Dataset listings of figures:
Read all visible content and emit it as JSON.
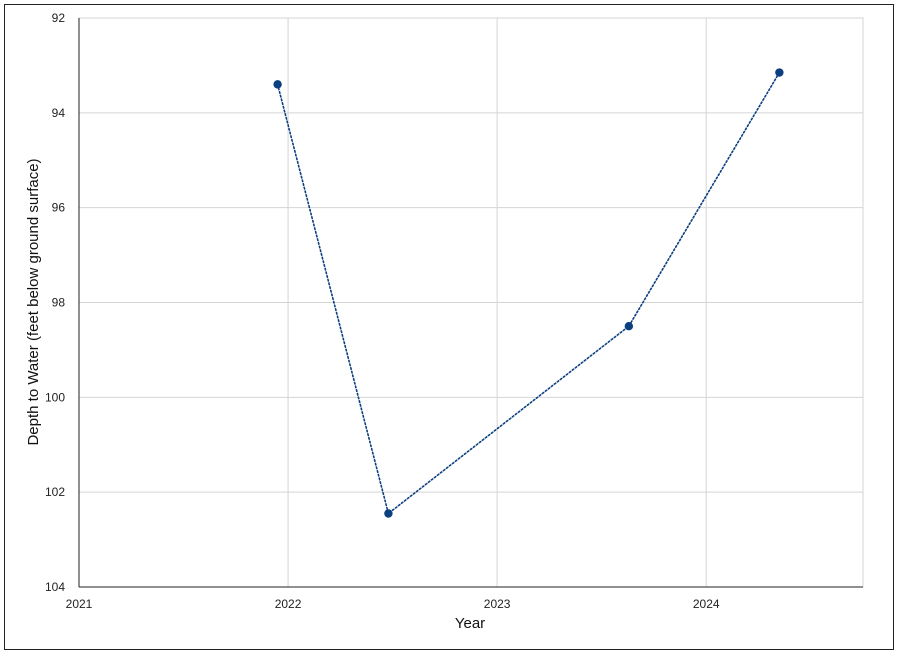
{
  "chart_data": {
    "type": "line",
    "title": "",
    "xlabel": "Year",
    "ylabel": "Depth to Water (feet below ground surface)",
    "xlim": [
      2021,
      2024.75
    ],
    "ylim": [
      92,
      104
    ],
    "y_inverted": true,
    "x_ticks": [
      2021,
      2022,
      2023,
      2024
    ],
    "y_ticks": [
      92,
      94,
      96,
      98,
      100,
      102,
      104
    ],
    "grid": true,
    "line_style": "dotted",
    "colors": {
      "series": "#0b3f7f",
      "grid": "#d4d4d4",
      "axis": "#222222"
    },
    "series": [
      {
        "x": [
          2021.95,
          2022.48,
          2023.63,
          2024.35
        ],
        "y": [
          93.4,
          102.45,
          98.5,
          93.15
        ]
      }
    ]
  }
}
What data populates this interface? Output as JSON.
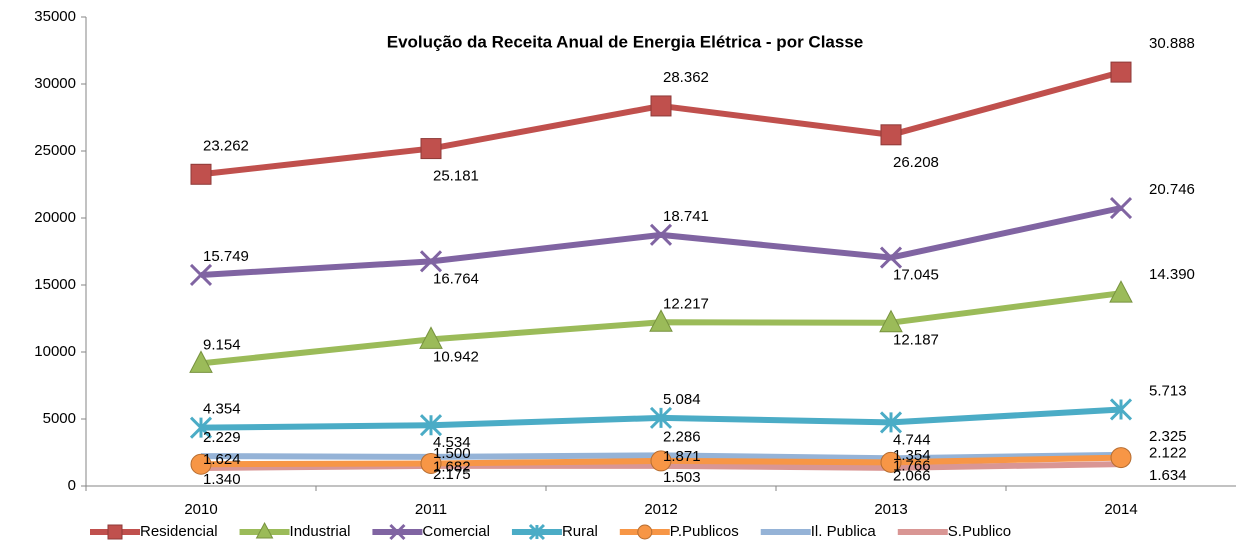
{
  "chart_data": {
    "type": "line",
    "title": "Evolução da Receita Anual de Energia Elétrica - por Classe",
    "categories": [
      "2010",
      "2011",
      "2012",
      "2013",
      "2014"
    ],
    "ylim": [
      0,
      35000
    ],
    "yticks": [
      0,
      5000,
      10000,
      15000,
      20000,
      25000,
      30000,
      35000
    ],
    "legend": "bottom",
    "series": [
      {
        "name": "Residencial",
        "color": "#c0504d",
        "marker": "square",
        "values": [
          23262,
          25181,
          28362,
          26208,
          30888
        ],
        "value_labels": [
          "23.262",
          "25.181",
          "28.362",
          "26.208",
          "30.888"
        ]
      },
      {
        "name": "Industrial",
        "color": "#9bbb59",
        "marker": "triangle",
        "values": [
          9154,
          10942,
          12217,
          12187,
          14390
        ],
        "value_labels": [
          "9.154",
          "10.942",
          "12.217",
          "12.187",
          "14.390"
        ]
      },
      {
        "name": "Comercial",
        "color": "#8064a2",
        "marker": "x",
        "values": [
          15749,
          16764,
          18741,
          17045,
          20746
        ],
        "value_labels": [
          "15.749",
          "16.764",
          "18.741",
          "17.045",
          "20.746"
        ]
      },
      {
        "name": "Rural",
        "color": "#4bacc6",
        "marker": "star",
        "values": [
          4354,
          4534,
          5084,
          4744,
          5713
        ],
        "value_labels": [
          "4.354",
          "4.534",
          "5.084",
          "4.744",
          "5.713"
        ]
      },
      {
        "name": "P.Publicos",
        "color": "#f79646",
        "marker": "circle",
        "values": [
          1624,
          1682,
          1871,
          1766,
          2122
        ],
        "value_labels": [
          "1.624",
          "1.682",
          "1.871",
          "1.766",
          "2.122"
        ]
      },
      {
        "name": "Il. Publica",
        "color": "#95b3d7",
        "marker": "none",
        "values": [
          2229,
          2175,
          2286,
          2066,
          2325
        ],
        "value_labels": [
          "2.229",
          "2.175",
          "2.286",
          "2.066",
          "2.325"
        ]
      },
      {
        "name": "S.Publico",
        "color": "#d99694",
        "marker": "none",
        "values": [
          1340,
          1500,
          1503,
          1354,
          1634
        ],
        "value_labels": [
          "1.340",
          "1.500",
          "1.503",
          "1.354",
          "1.634"
        ]
      }
    ]
  }
}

Exercise prompt: Print every entry above again without changing a word, and omit the pictures.

Response to the exercise:
Read all visible content and emit it as JSON.
{
  "chart_data": {
    "type": "line",
    "title": "",
    "xlabel": "Year",
    "ylabel": "Depth to Water (feet below ground surface)",
    "xlim": [
      2021,
      2024.75
    ],
    "ylim": [
      92,
      104
    ],
    "y_inverted": true,
    "x_ticks": [
      2021,
      2022,
      2023,
      2024
    ],
    "y_ticks": [
      92,
      94,
      96,
      98,
      100,
      102,
      104
    ],
    "grid": true,
    "line_style": "dotted",
    "colors": {
      "series": "#0b3f7f",
      "grid": "#d4d4d4",
      "axis": "#222222"
    },
    "series": [
      {
        "x": [
          2021.95,
          2022.48,
          2023.63,
          2024.35
        ],
        "y": [
          93.4,
          102.45,
          98.5,
          93.15
        ]
      }
    ]
  }
}
What data populates this interface? Output as JSON.
{
  "chart_data": {
    "type": "line",
    "title": "Evolução da Receita Anual de Energia Elétrica - por Classe",
    "categories": [
      "2010",
      "2011",
      "2012",
      "2013",
      "2014"
    ],
    "ylim": [
      0,
      35000
    ],
    "yticks": [
      0,
      5000,
      10000,
      15000,
      20000,
      25000,
      30000,
      35000
    ],
    "legend": "bottom",
    "series": [
      {
        "name": "Residencial",
        "color": "#c0504d",
        "marker": "square",
        "values": [
          23262,
          25181,
          28362,
          26208,
          30888
        ],
        "value_labels": [
          "23.262",
          "25.181",
          "28.362",
          "26.208",
          "30.888"
        ]
      },
      {
        "name": "Industrial",
        "color": "#9bbb59",
        "marker": "triangle",
        "values": [
          9154,
          10942,
          12217,
          12187,
          14390
        ],
        "value_labels": [
          "9.154",
          "10.942",
          "12.217",
          "12.187",
          "14.390"
        ]
      },
      {
        "name": "Comercial",
        "color": "#8064a2",
        "marker": "x",
        "values": [
          15749,
          16764,
          18741,
          17045,
          20746
        ],
        "value_labels": [
          "15.749",
          "16.764",
          "18.741",
          "17.045",
          "20.746"
        ]
      },
      {
        "name": "Rural",
        "color": "#4bacc6",
        "marker": "star",
        "values": [
          4354,
          4534,
          5084,
          4744,
          5713
        ],
        "value_labels": [
          "4.354",
          "4.534",
          "5.084",
          "4.744",
          "5.713"
        ]
      },
      {
        "name": "P.Publicos",
        "color": "#f79646",
        "marker": "circle",
        "values": [
          1624,
          1682,
          1871,
          1766,
          2122
        ],
        "value_labels": [
          "1.624",
          "1.682",
          "1.871",
          "1.766",
          "2.122"
        ]
      },
      {
        "name": "Il. Publica",
        "color": "#95b3d7",
        "marker": "none",
        "values": [
          2229,
          2175,
          2286,
          2066,
          2325
        ],
        "value_labels": [
          "2.229",
          "2.175",
          "2.286",
          "2.066",
          "2.325"
        ]
      },
      {
        "name": "S.Publico",
        "color": "#d99694",
        "marker": "none",
        "values": [
          1340,
          1500,
          1503,
          1354,
          1634
        ],
        "value_labels": [
          "1.340",
          "1.500",
          "1.503",
          "1.354",
          "1.634"
        ]
      }
    ]
  }
}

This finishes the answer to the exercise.